ESTRÉIA-"Jogos do Poder" discute Afeganistão antes da guerra

quinta-feira, 28 de fevereiro de 2008 12:00 BRT
 

SÃO PAULO (Reuters) - "Jogos do Poder", que estréia em todo o país na sexta-feira, traz personagens e guerras reais, com o ator Tom Hanks interpretando o deputado texano Charlie Wilson, figura fundamental nos anos 1980 ao ajudar o Afeganistão a se defender da invasão soviética.

Baseado no livro do jornalista George Crile, o roteiro é assinado por Aaron Sorkin (da série "The West Wing"). A direção cabe ao experiente Mike Nichols ("Closer -- Perto Demais"), que antes já experimentara temas políticos, como em "Segredos do Poder" (1998) e "Ardil 22" (1970).

Wilson é um bon vivant, que vive cercado de champanhe e mulheres bonitas. Entretanto, seu interesse em política externa diferencia-o um pouco dos demais congressistas.

Porém, o que o estimula a ajudar os afegãos contra os soviéticos é uma socialite texana chamada Joanne Herring (Julia Roberts). Ela não pensa duas vezes em usar seu corpo para conseguir favores do deputado, mesmo pregando ser uma mulher muito cristã que odeia comunistas.

É ela quem marca um encontro entre Wilson e seu amigo, o presidente paquistanês Zia (Om Puri). Apesar de o encontro começar com o pé esquerdo, quando o norte-americano pede uma bebida alcoólica -- item proibido no palácio de um muçulmano --, a conversa acaba deslanchando.

O congressista é convidado a visitar um campo de refugiados afegãos naquele país, onde descobre grandes atrocidades de guerra, ao lado de sua assistente Bonnie Bach (Amy Adams).

Entra no jogo o agente da CIA Gust Avrakotos (Philip Seymour Hoffman, indicado ao Oscar de coadjuvante por este trabalho), cuja entrada no escritório de Wilson rende uma das cenas mais engraçadas do filme.

Como nunca foi bem visto na agência, Gust interessa-se por uma aliança com Wilson para armar o Afeganistão, país que é sua especialidade. Juntos, eles criam um plano complicado, que envolve a colaboração de países inimigos, como Israel e o Paquistão.

Mesmo lidando com tantos personagens e um tema tão complexo, Nichols consegue fazer um filme enxuto, de menos de 100 minutos.

########################################

**Problema**. No texto sobre o filme "Jogos do Poder", quem interpreta a socialite texana Joanne Herring? O material vem de outra fonte, sem relação com o texto.

(Dados de compreensão de documentos)
########################################

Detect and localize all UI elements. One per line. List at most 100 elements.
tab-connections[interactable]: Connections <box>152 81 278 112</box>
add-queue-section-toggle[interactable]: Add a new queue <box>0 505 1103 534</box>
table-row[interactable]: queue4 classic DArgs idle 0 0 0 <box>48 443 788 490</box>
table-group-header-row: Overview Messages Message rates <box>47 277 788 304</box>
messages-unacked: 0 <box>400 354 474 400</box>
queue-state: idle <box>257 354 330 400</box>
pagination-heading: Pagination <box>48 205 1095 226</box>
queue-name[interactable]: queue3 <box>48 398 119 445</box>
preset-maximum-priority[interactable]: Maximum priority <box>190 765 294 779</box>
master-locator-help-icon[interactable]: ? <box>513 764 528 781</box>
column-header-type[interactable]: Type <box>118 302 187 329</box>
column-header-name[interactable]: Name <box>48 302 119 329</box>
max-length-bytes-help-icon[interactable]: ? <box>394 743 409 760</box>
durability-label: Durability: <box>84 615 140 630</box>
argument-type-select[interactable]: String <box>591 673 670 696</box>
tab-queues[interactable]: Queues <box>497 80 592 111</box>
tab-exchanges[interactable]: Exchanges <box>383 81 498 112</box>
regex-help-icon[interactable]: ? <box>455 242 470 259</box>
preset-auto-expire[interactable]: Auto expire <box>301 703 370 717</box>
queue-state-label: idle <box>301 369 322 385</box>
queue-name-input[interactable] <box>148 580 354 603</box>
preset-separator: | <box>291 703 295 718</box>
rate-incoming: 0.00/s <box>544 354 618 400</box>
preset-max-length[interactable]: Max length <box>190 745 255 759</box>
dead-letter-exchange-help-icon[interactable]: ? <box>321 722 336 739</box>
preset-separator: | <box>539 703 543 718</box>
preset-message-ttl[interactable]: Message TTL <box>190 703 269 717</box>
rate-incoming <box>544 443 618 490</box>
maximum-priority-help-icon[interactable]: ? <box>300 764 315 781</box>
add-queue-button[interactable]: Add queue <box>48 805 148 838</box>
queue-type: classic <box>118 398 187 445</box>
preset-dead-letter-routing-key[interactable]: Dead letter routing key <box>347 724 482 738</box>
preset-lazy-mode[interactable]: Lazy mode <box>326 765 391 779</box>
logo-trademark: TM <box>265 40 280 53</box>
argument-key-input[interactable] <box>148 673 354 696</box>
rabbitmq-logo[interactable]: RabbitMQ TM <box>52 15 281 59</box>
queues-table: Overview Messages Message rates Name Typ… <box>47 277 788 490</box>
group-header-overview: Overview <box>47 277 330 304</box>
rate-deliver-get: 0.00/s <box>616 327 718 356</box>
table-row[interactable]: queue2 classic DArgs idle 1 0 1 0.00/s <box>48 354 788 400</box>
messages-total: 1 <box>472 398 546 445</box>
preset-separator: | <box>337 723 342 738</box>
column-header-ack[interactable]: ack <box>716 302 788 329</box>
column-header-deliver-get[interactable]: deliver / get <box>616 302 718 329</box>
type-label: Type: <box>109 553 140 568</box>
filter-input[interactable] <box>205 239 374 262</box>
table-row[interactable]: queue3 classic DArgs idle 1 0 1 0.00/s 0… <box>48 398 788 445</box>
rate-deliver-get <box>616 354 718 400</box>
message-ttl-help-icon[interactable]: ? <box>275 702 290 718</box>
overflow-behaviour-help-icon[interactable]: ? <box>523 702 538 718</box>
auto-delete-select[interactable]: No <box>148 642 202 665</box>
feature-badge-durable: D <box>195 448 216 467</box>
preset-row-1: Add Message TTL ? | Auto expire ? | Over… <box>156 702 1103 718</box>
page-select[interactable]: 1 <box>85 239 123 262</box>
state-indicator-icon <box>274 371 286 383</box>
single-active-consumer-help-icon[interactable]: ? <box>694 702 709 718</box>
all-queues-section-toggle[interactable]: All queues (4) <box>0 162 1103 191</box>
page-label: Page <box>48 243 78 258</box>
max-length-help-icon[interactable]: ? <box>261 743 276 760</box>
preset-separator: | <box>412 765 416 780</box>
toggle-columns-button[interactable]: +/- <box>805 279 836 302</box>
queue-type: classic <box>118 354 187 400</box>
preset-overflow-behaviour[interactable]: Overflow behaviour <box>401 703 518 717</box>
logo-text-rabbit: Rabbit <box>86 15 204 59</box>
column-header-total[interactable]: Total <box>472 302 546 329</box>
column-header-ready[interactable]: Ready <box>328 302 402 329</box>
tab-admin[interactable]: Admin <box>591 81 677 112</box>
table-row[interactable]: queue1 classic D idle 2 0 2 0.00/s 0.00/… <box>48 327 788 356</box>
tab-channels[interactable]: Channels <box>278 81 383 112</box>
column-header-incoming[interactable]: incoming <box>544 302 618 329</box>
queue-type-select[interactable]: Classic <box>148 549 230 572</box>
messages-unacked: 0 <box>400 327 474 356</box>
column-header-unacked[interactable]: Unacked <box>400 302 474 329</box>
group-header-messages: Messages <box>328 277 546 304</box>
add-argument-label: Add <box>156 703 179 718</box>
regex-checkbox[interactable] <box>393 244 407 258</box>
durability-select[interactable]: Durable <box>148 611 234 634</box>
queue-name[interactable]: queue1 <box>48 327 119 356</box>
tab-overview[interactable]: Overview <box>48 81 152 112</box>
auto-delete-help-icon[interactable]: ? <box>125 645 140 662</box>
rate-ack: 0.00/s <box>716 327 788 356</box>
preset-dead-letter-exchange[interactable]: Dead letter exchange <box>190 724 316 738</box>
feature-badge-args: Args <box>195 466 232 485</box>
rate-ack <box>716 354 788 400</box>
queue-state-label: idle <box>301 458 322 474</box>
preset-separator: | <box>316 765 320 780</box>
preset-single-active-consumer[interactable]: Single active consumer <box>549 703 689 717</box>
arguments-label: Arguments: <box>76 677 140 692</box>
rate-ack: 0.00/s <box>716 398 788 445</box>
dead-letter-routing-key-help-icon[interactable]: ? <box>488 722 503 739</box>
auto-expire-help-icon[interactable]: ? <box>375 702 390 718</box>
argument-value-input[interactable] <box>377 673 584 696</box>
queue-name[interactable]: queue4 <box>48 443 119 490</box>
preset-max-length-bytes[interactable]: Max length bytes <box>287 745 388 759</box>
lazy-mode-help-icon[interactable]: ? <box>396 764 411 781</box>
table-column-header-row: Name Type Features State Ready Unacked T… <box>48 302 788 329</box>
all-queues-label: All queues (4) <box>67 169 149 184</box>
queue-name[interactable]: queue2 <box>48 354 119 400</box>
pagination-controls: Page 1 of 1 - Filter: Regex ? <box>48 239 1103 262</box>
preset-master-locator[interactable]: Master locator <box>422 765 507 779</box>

########################################

**Solução**. Julia Roberts.